/---

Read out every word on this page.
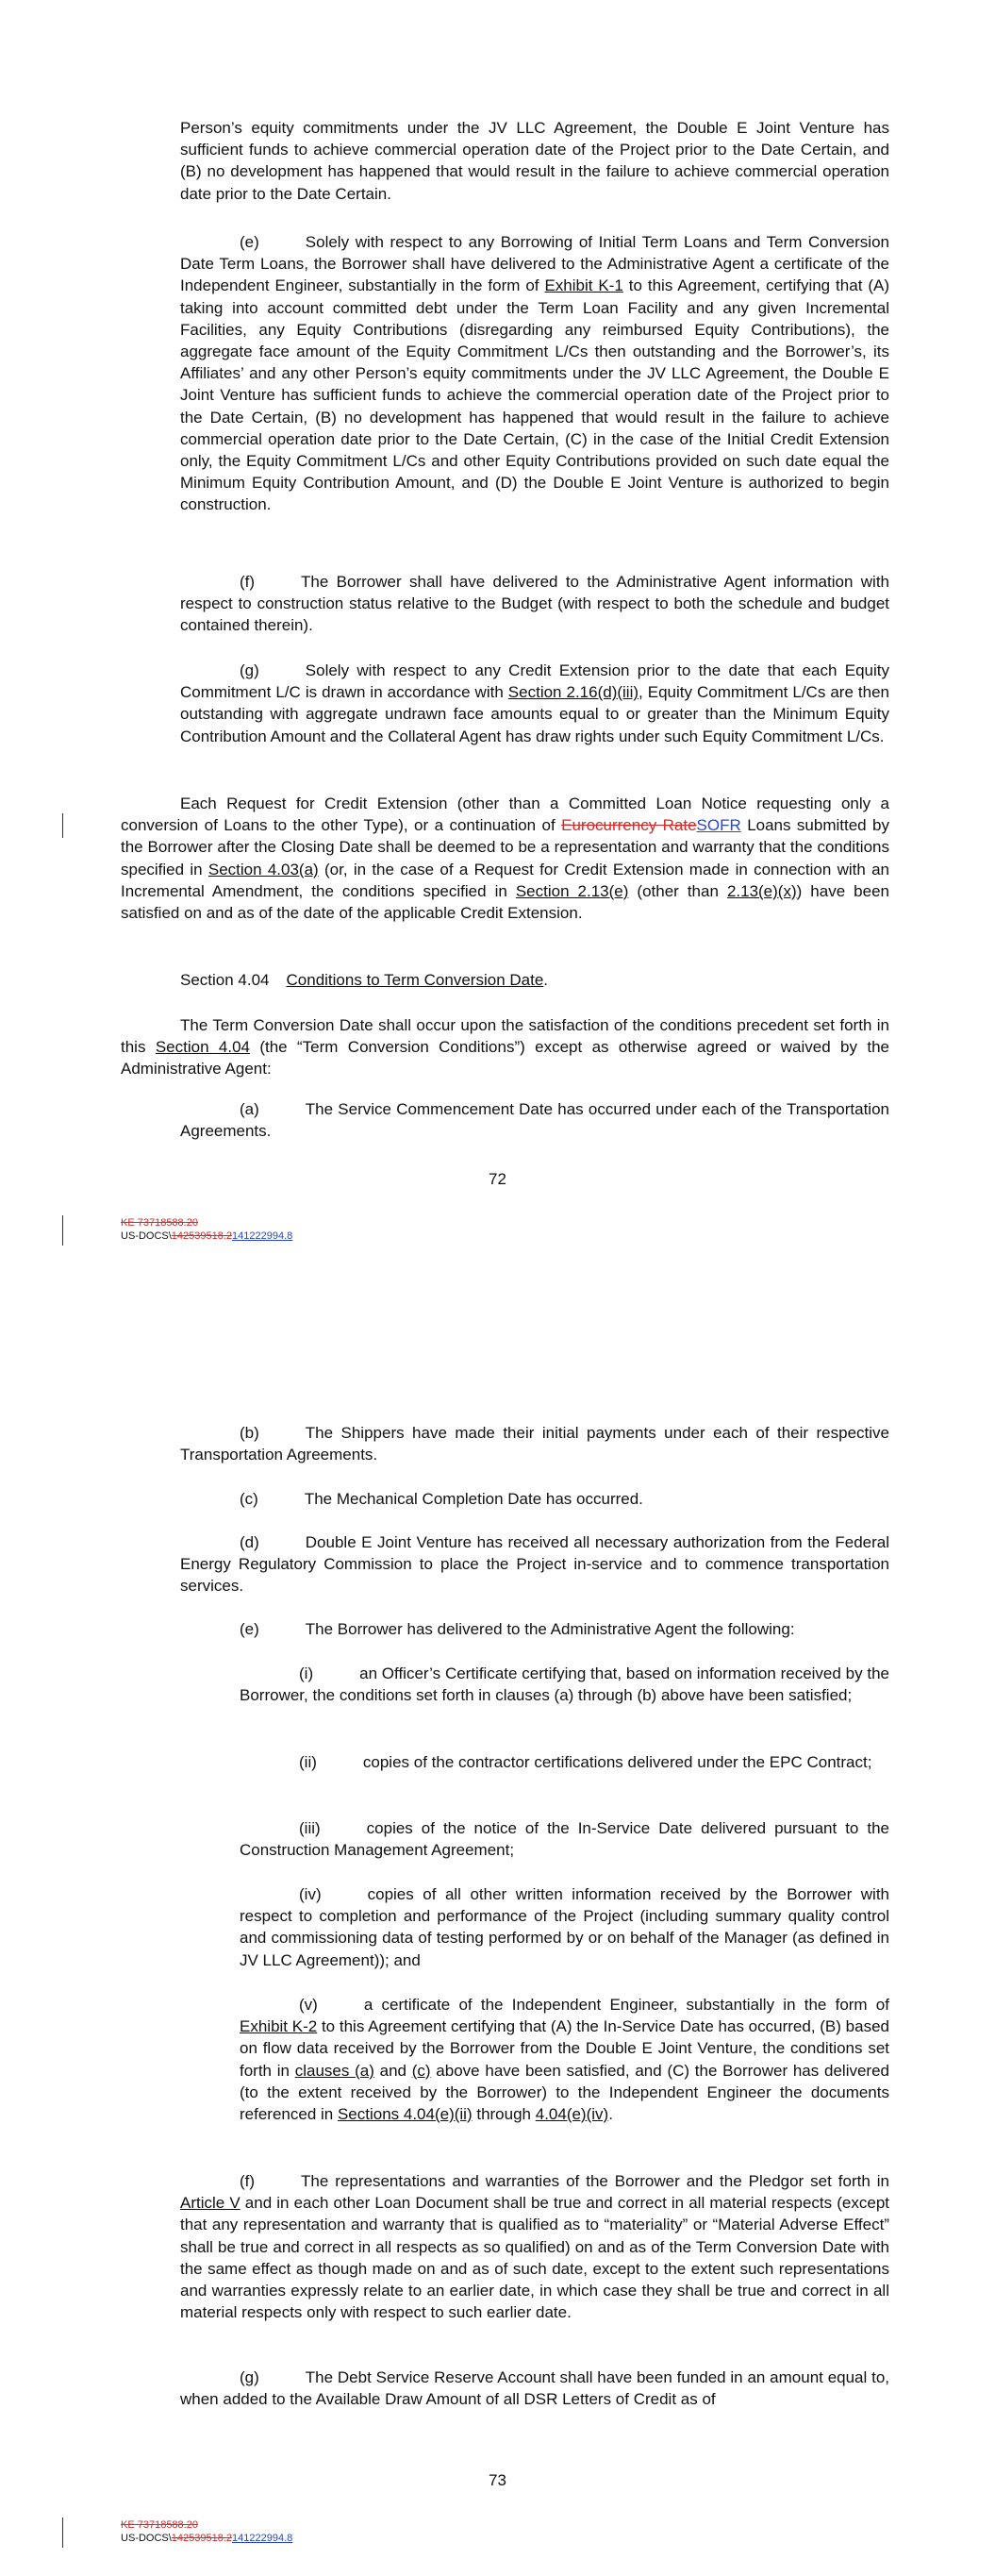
Person’s equity commitments under the JV LLC Agreement, the Double E Joint Venture has sufficient funds to achieve commercial operation date of the Project prior to the Date Certain, and (B) no development has happened that would result in the failure to achieve commercial operation date prior to the Date Certain.
(e)	Solely with respect to any Borrowing of Initial Term Loans and Term Conversion Date Term Loans, the Borrower shall have delivered to the Administrative Agent a certificate of the Independent Engineer, substantially in the form of Exhibit K-1 to this Agreement, certifying that (A) taking into account committed debt under the Term Loan Facility and any given Incremental Facilities, any Equity Contributions (disregarding any reimbursed Equity Contributions), the aggregate face amount of the Equity Commitment L/Cs then outstanding and the Borrower’s, its Affiliates’ and any other Person’s equity commitments under the JV LLC Agreement, the Double E Joint Venture has sufficient funds to achieve the commercial operation date of the Project prior to the Date Certain, (B) no development has happened that would result in the failure to achieve commercial operation date prior to the Date Certain, (C) in the case of the Initial Credit Extension only, the Equity Commitment L/Cs and other Equity Contributions provided on such date equal the Minimum Equity Contribution Amount, and (D) the Double E Joint Venture is authorized to begin construction.
(f)	The Borrower shall have delivered to the Administrative Agent information with respect to construction status relative to the Budget (with respect to both the schedule and budget contained therein).
(g)	Solely with respect to any Credit Extension prior to the date that each Equity Commitment L/C is drawn in accordance with Section 2.16(d)(iii), Equity Commitment L/Cs are then outstanding with aggregate undrawn face amounts equal to or greater than the Minimum Equity Contribution Amount and the Collateral Agent has draw rights under such Equity Commitment L/Cs.
Each Request for Credit Extension (other than a Committed Loan Notice requesting only a conversion of Loans to the other Type), or a continuation of Eurocurrency RateSOFR Loans submitted by the Borrower after the Closing Date shall be deemed to be a representation and warranty that the conditions specified in Section 4.03(a) (or, in the case of a Request for Credit Extension made in connection with an Incremental Amendment, the conditions specified in Section 2.13(e) (other than 2.13(e)(x)) have been satisfied on and as of the date of the applicable Credit Extension.
Section 4.04 Conditions to Term Conversion Date.
The Term Conversion Date shall occur upon the satisfaction of the conditions precedent set forth in this Section 4.04 (the “Term Conversion Conditions”) except as otherwise agreed or waived by the Administrative Agent:
(a)	The Service Commencement Date has occurred under each of the Transportation Agreements.
72
KE 73718588.20
US-DOCS\142539518.2141222994.8
(b)	The Shippers have made their initial payments under each of their respective Transportation Agreements.
(c)	The Mechanical Completion Date has occurred.
(d)	Double E Joint Venture has received all necessary authorization from the Federal Energy Regulatory Commission to place the Project in-service and to commence transportation services.
(e)	The Borrower has delivered to the Administrative Agent the following:
(i)	an Officer’s Certificate certifying that, based on information received by the Borrower, the conditions set forth in clauses (a) through (b) above have been satisfied;
(ii)	copies of the contractor certifications delivered under the EPC Contract;
(iii)	copies of the notice of the In-Service Date delivered pursuant to the Construction Management Agreement;
(iv)	copies of all other written information received by the Borrower with respect to completion and performance of the Project (including summary quality control and commissioning data of testing performed by or on behalf of the Manager (as defined in JV LLC Agreement)); and
(v)	a certificate of the Independent Engineer, substantially in the form of Exhibit K-2 to this Agreement certifying that (A) the In-Service Date has occurred, (B) based on flow data received by the Borrower from the Double E Joint Venture, the conditions set forth in clauses (a) and (c) above have been satisfied, and (C) the Borrower has delivered (to the extent received by the Borrower) to the Independent Engineer the documents referenced in Sections 4.04(e)(ii) through 4.04(e)(iv).
(f)	The representations and warranties of the Borrower and the Pledgor set forth in Article V and in each other Loan Document shall be true and correct in all material respects (except that any representation and warranty that is qualified as to “materiality” or “Material Adverse Effect” shall be true and correct in all respects as so qualified) on and as of the Term Conversion Date with the same effect as though made on and as of such date, except to the extent such representations and warranties expressly relate to an earlier date, in which case they shall be true and correct in all material respects only with respect to such earlier date.
(g)	The Debt Service Reserve Account shall have been funded in an amount equal to, when added to the Available Draw Amount of all DSR Letters of Credit as of
73
KE 73718588.20
US-DOCS\142539518.2141222994.8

\---

**Problem**
Return from the data every line that holds "Agreements".

**Full response**
(a)	The Service Commencement Date has occurred under each of the Transportation Agreements.
(b)	The Shippers have made their initial payments under each of their respective Transportation Agreements.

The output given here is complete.